Data entries -

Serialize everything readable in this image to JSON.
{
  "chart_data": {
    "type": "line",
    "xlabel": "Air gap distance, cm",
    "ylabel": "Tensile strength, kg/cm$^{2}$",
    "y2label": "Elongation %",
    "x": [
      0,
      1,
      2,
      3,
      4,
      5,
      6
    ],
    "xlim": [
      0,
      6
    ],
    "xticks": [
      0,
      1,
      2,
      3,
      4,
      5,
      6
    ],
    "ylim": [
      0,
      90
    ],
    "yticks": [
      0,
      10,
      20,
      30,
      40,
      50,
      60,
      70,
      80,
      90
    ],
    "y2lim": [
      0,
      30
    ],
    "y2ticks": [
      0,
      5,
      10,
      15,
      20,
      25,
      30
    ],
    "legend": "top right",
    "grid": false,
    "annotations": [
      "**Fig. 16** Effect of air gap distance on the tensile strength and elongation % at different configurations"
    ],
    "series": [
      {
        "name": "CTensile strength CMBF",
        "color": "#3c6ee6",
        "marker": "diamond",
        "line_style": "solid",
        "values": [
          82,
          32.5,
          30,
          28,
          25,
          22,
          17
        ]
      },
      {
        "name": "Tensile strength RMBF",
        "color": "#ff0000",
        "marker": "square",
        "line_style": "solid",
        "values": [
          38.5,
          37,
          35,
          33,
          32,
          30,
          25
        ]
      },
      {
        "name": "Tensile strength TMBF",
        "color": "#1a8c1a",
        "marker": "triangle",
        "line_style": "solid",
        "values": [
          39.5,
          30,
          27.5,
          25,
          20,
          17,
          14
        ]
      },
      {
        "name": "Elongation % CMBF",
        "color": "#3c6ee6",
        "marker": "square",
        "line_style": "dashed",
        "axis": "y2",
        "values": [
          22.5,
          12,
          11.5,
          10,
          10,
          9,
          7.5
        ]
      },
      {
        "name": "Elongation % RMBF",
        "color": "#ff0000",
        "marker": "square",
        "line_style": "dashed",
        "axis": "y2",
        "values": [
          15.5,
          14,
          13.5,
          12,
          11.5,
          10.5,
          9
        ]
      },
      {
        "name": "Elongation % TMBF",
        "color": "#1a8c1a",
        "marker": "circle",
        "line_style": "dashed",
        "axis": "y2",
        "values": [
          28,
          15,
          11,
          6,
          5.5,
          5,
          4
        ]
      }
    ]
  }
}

Exercise details - Pull every line containing "RMBF" from the data.

Answer in full -
        "name": "Tensile strength RMBF",
        "name": "Elongation % RMBF",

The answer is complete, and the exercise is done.